▶ Exercise objective:
Each record below is to be copied word for word, with pictures removed.

Source data
◆ ◆ ◆ ◆ ◆
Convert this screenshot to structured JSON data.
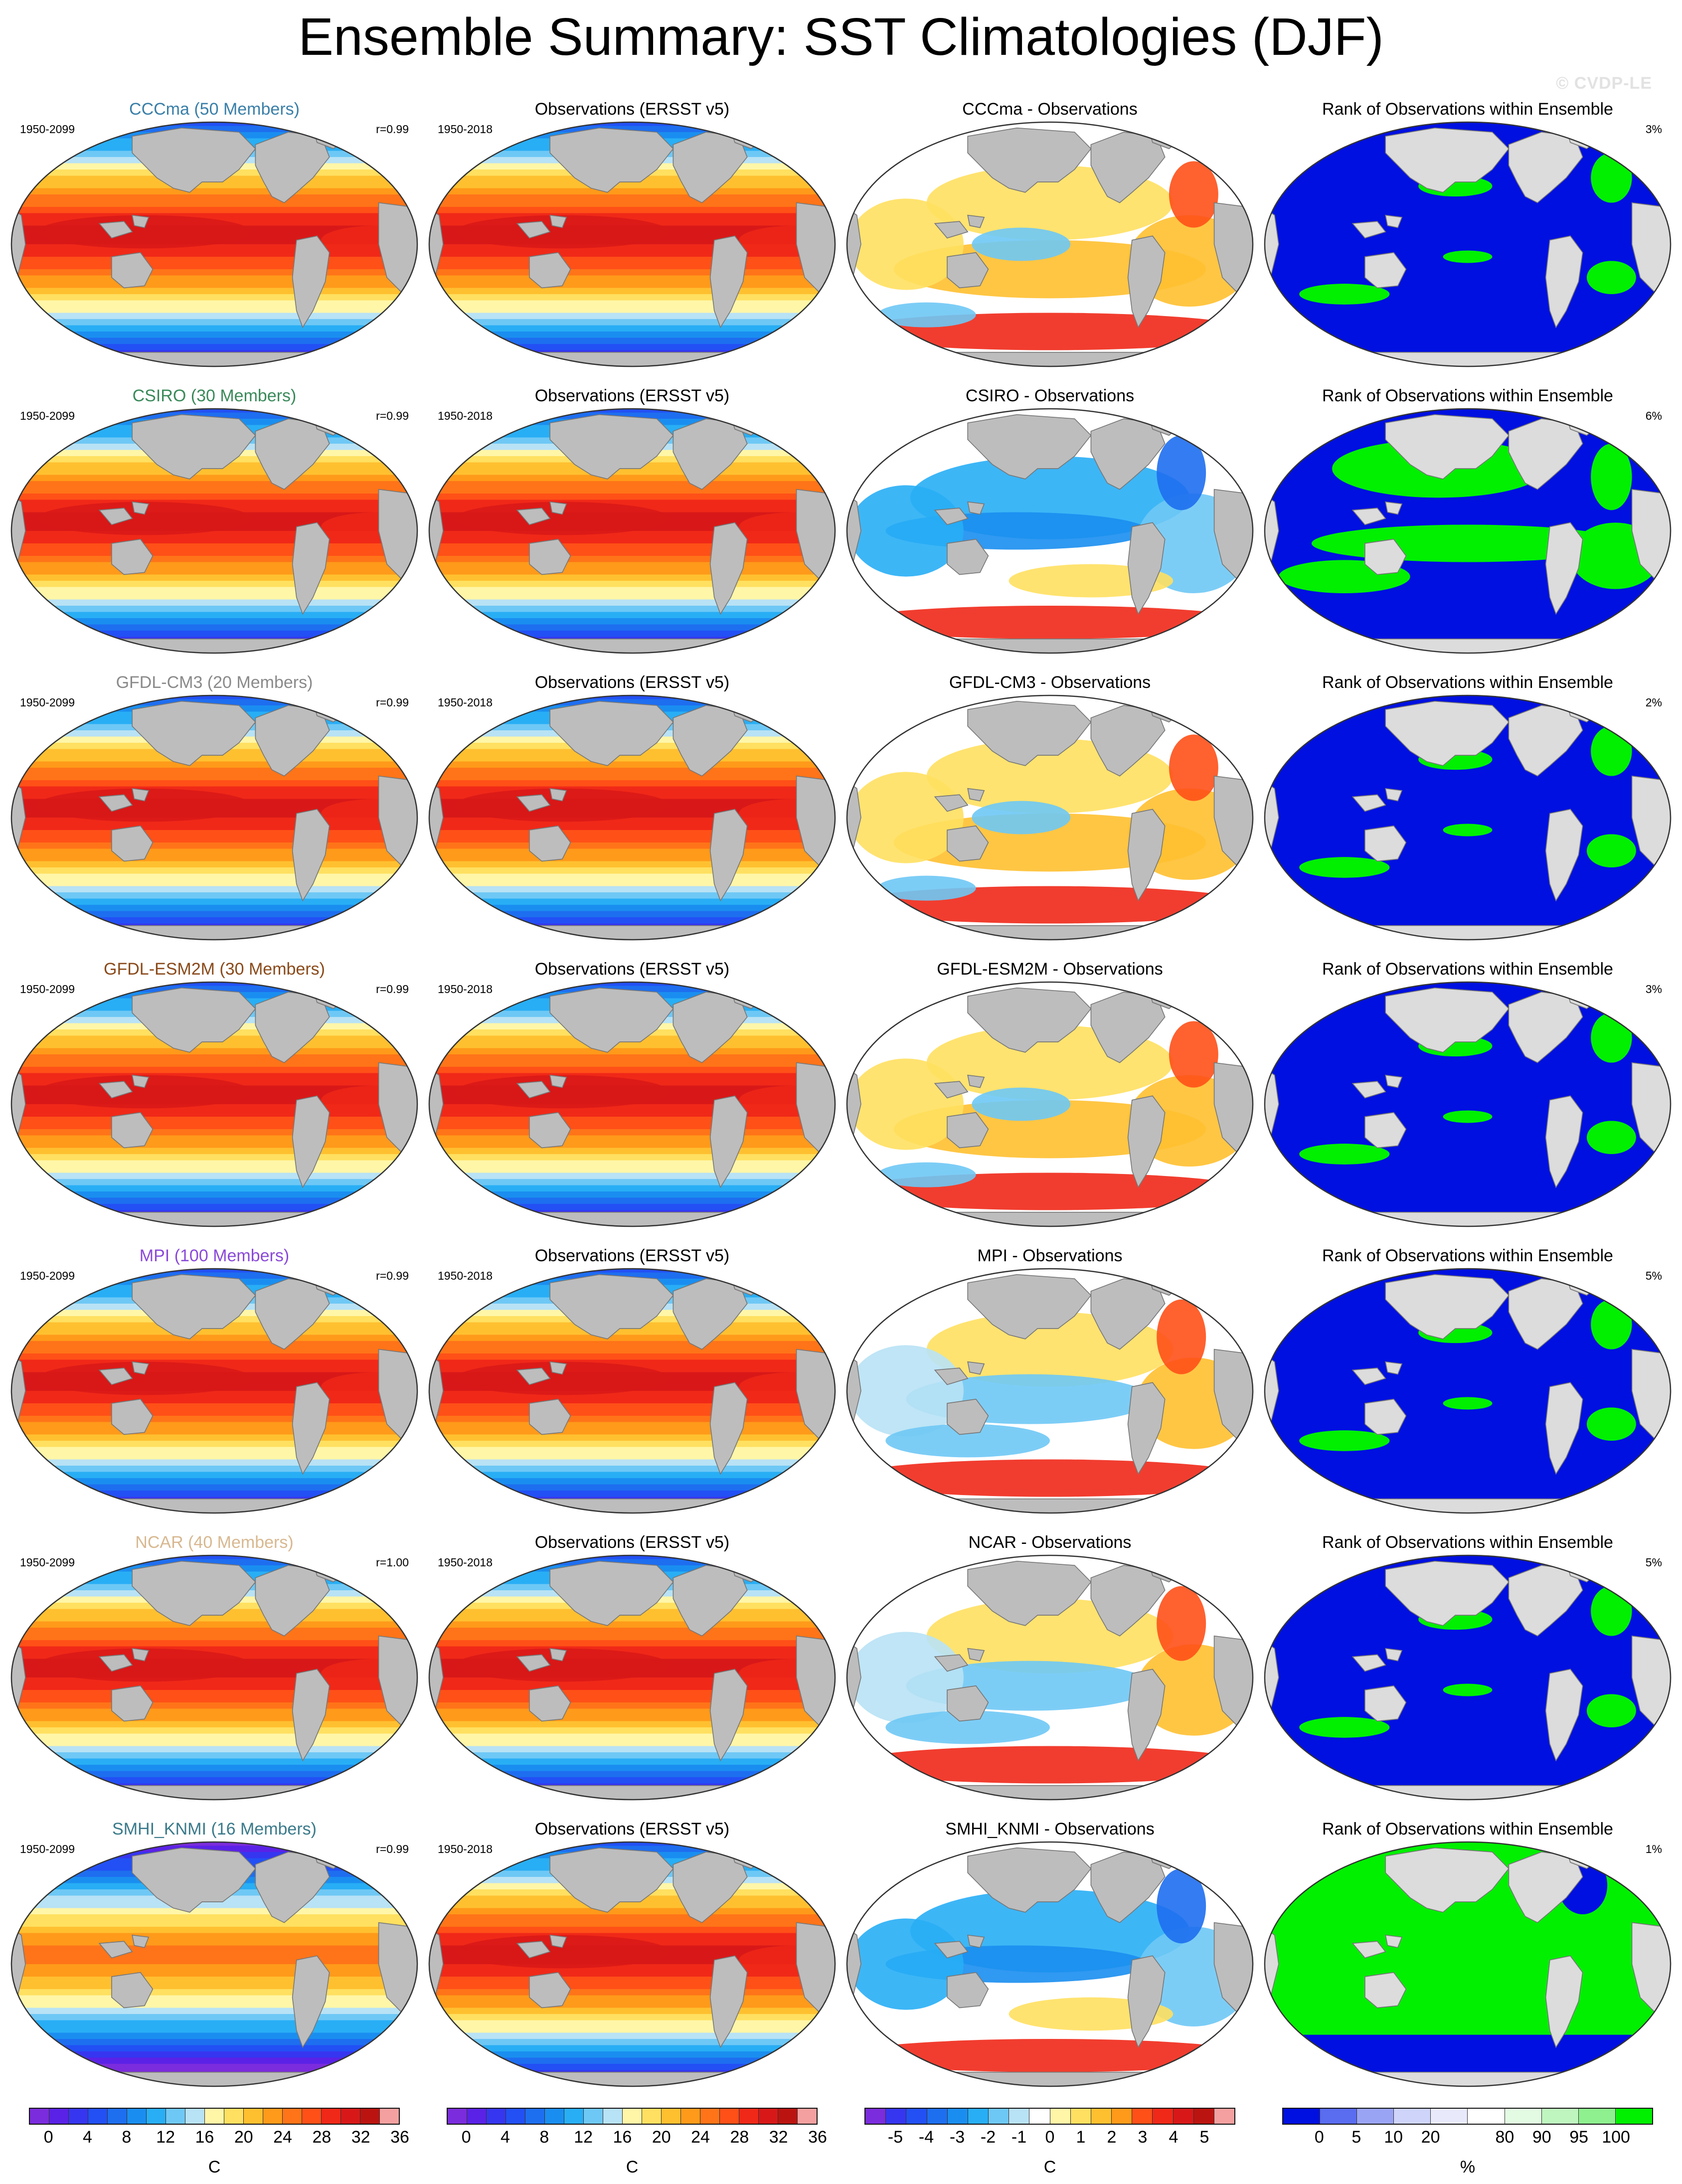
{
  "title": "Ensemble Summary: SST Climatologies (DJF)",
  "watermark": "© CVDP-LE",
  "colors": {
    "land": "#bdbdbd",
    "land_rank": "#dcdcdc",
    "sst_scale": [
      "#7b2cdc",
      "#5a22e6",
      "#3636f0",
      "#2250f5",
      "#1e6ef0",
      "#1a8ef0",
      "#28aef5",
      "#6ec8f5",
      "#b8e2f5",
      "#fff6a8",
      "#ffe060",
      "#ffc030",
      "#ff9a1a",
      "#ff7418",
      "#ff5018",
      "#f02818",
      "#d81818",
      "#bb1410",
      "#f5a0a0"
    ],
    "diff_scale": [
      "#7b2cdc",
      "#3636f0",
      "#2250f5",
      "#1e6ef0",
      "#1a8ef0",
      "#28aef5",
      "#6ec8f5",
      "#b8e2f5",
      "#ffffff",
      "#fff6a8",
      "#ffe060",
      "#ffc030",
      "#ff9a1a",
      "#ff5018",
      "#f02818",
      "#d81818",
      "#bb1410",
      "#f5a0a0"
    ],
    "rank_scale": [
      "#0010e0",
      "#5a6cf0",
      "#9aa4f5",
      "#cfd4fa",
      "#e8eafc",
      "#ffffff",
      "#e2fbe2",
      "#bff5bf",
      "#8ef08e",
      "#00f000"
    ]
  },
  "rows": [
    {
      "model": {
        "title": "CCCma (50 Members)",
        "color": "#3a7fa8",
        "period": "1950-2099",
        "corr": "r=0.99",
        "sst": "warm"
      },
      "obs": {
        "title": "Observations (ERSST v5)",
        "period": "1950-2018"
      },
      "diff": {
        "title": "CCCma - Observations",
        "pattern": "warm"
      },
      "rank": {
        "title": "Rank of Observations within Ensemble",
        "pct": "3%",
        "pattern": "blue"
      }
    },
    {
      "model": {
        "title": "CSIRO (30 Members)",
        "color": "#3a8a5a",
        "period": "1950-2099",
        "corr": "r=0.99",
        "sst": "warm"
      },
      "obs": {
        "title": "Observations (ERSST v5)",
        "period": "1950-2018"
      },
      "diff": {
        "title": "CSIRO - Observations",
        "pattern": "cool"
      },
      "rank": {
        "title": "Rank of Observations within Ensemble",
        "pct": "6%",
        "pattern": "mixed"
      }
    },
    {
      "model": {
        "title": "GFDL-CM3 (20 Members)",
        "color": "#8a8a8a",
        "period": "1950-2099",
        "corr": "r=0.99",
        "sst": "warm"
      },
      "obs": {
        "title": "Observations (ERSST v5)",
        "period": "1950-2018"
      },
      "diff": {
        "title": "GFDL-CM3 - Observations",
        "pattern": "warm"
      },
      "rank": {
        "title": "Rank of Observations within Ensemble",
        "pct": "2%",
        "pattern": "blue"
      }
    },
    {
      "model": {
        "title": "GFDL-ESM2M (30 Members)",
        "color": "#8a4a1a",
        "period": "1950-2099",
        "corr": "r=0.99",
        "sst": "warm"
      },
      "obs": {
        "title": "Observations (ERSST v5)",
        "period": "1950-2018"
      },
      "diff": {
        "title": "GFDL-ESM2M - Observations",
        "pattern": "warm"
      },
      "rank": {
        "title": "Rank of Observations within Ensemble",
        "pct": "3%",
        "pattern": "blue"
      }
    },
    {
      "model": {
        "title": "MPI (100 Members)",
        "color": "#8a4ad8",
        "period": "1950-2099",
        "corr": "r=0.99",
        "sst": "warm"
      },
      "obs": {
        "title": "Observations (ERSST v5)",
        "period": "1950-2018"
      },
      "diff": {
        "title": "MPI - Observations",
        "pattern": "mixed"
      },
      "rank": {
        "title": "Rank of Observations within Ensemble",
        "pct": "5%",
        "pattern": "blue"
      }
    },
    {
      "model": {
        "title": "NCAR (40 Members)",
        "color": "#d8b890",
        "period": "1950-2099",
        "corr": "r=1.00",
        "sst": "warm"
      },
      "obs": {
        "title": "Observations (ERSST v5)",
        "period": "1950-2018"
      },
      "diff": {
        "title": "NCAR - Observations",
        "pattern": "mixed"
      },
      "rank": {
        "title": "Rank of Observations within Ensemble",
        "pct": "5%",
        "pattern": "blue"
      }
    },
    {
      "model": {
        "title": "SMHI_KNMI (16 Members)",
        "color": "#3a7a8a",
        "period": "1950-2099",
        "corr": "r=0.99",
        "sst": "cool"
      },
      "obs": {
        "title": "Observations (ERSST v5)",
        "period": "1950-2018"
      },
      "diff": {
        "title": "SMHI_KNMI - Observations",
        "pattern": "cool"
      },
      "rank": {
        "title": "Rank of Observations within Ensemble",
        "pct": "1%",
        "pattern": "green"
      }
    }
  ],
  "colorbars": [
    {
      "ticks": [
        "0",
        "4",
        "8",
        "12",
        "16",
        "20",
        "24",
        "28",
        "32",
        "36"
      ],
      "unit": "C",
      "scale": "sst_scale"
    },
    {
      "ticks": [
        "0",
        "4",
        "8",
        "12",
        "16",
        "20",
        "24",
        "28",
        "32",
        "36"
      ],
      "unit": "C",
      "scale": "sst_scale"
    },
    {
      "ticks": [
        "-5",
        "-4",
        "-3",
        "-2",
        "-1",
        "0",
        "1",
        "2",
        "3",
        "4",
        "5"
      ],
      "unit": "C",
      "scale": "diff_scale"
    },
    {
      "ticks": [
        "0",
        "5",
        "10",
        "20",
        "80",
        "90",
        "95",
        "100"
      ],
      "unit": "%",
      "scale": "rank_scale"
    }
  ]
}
◆ ◆ ◆ ◆ ◆
▶ Task result:
Convert this screenshot to structured JSON data.
{
  "title": "Ensemble Summary: SST Climatologies (DJF)",
  "watermark": "© CVDP-LE",
  "colors": {
    "land": "#bdbdbd",
    "land_rank": "#dcdcdc",
    "sst_scale": [
      "#7b2cdc",
      "#5a22e6",
      "#3636f0",
      "#2250f5",
      "#1e6ef0",
      "#1a8ef0",
      "#28aef5",
      "#6ec8f5",
      "#b8e2f5",
      "#fff6a8",
      "#ffe060",
      "#ffc030",
      "#ff9a1a",
      "#ff7418",
      "#ff5018",
      "#f02818",
      "#d81818",
      "#bb1410",
      "#f5a0a0"
    ],
    "diff_scale": [
      "#7b2cdc",
      "#3636f0",
      "#2250f5",
      "#1e6ef0",
      "#1a8ef0",
      "#28aef5",
      "#6ec8f5",
      "#b8e2f5",
      "#ffffff",
      "#fff6a8",
      "#ffe060",
      "#ffc030",
      "#ff9a1a",
      "#ff5018",
      "#f02818",
      "#d81818",
      "#bb1410",
      "#f5a0a0"
    ],
    "rank_scale": [
      "#0010e0",
      "#5a6cf0",
      "#9aa4f5",
      "#cfd4fa",
      "#e8eafc",
      "#ffffff",
      "#e2fbe2",
      "#bff5bf",
      "#8ef08e",
      "#00f000"
    ]
  },
  "rows": [
    {
      "model": {
        "title": "CCCma (50 Members)",
        "color": "#3a7fa8",
        "period": "1950-2099",
        "corr": "r=0.99",
        "sst": "warm"
      },
      "obs": {
        "title": "Observations (ERSST v5)",
        "period": "1950-2018"
      },
      "diff": {
        "title": "CCCma - Observations",
        "pattern": "warm"
      },
      "rank": {
        "title": "Rank of Observations within Ensemble",
        "pct": "3%",
        "pattern": "blue"
      }
    },
    {
      "model": {
        "title": "CSIRO (30 Members)",
        "color": "#3a8a5a",
        "period": "1950-2099",
        "corr": "r=0.99",
        "sst": "warm"
      },
      "obs": {
        "title": "Observations (ERSST v5)",
        "period": "1950-2018"
      },
      "diff": {
        "title": "CSIRO - Observations",
        "pattern": "cool"
      },
      "rank": {
        "title": "Rank of Observations within Ensemble",
        "pct": "6%",
        "pattern": "mixed"
      }
    },
    {
      "model": {
        "title": "GFDL-CM3 (20 Members)",
        "color": "#8a8a8a",
        "period": "1950-2099",
        "corr": "r=0.99",
        "sst": "warm"
      },
      "obs": {
        "title": "Observations (ERSST v5)",
        "period": "1950-2018"
      },
      "diff": {
        "title": "GFDL-CM3 - Observations",
        "pattern": "warm"
      },
      "rank": {
        "title": "Rank of Observations within Ensemble",
        "pct": "2%",
        "pattern": "blue"
      }
    },
    {
      "model": {
        "title": "GFDL-ESM2M (30 Members)",
        "color": "#8a4a1a",
        "period": "1950-2099",
        "corr": "r=0.99",
        "sst": "warm"
      },
      "obs": {
        "title": "Observations (ERSST v5)",
        "period": "1950-2018"
      },
      "diff": {
        "title": "GFDL-ESM2M - Observations",
        "pattern": "warm"
      },
      "rank": {
        "title": "Rank of Observations within Ensemble",
        "pct": "3%",
        "pattern": "blue"
      }
    },
    {
      "model": {
        "title": "MPI (100 Members)",
        "color": "#8a4ad8",
        "period": "1950-2099",
        "corr": "r=0.99",
        "sst": "warm"
      },
      "obs": {
        "title": "Observations (ERSST v5)",
        "period": "1950-2018"
      },
      "diff": {
        "title": "MPI - Observations",
        "pattern": "mixed"
      },
      "rank": {
        "title": "Rank of Observations within Ensemble",
        "pct": "5%",
        "pattern": "blue"
      }
    },
    {
      "model": {
        "title": "NCAR (40 Members)",
        "color": "#d8b890",
        "period": "1950-2099",
        "corr": "r=1.00",
        "sst": "warm"
      },
      "obs": {
        "title": "Observations (ERSST v5)",
        "period": "1950-2018"
      },
      "diff": {
        "title": "NCAR - Observations",
        "pattern": "mixed"
      },
      "rank": {
        "title": "Rank of Observations within Ensemble",
        "pct": "5%",
        "pattern": "blue"
      }
    },
    {
      "model": {
        "title": "SMHI_KNMI (16 Members)",
        "color": "#3a7a8a",
        "period": "1950-2099",
        "corr": "r=0.99",
        "sst": "cool"
      },
      "obs": {
        "title": "Observations (ERSST v5)",
        "period": "1950-2018"
      },
      "diff": {
        "title": "SMHI_KNMI - Observations",
        "pattern": "cool"
      },
      "rank": {
        "title": "Rank of Observations within Ensemble",
        "pct": "1%",
        "pattern": "green"
      }
    }
  ],
  "colorbars": [
    {
      "ticks": [
        "0",
        "4",
        "8",
        "12",
        "16",
        "20",
        "24",
        "28",
        "32",
        "36"
      ],
      "unit": "C",
      "scale": "sst_scale"
    },
    {
      "ticks": [
        "0",
        "4",
        "8",
        "12",
        "16",
        "20",
        "24",
        "28",
        "32",
        "36"
      ],
      "unit": "C",
      "scale": "sst_scale"
    },
    {
      "ticks": [
        "-5",
        "-4",
        "-3",
        "-2",
        "-1",
        "0",
        "1",
        "2",
        "3",
        "4",
        "5"
      ],
      "unit": "C",
      "scale": "diff_scale"
    },
    {
      "ticks": [
        "0",
        "5",
        "10",
        "20",
        "80",
        "90",
        "95",
        "100"
      ],
      "unit": "%",
      "scale": "rank_scale"
    }
  ]
}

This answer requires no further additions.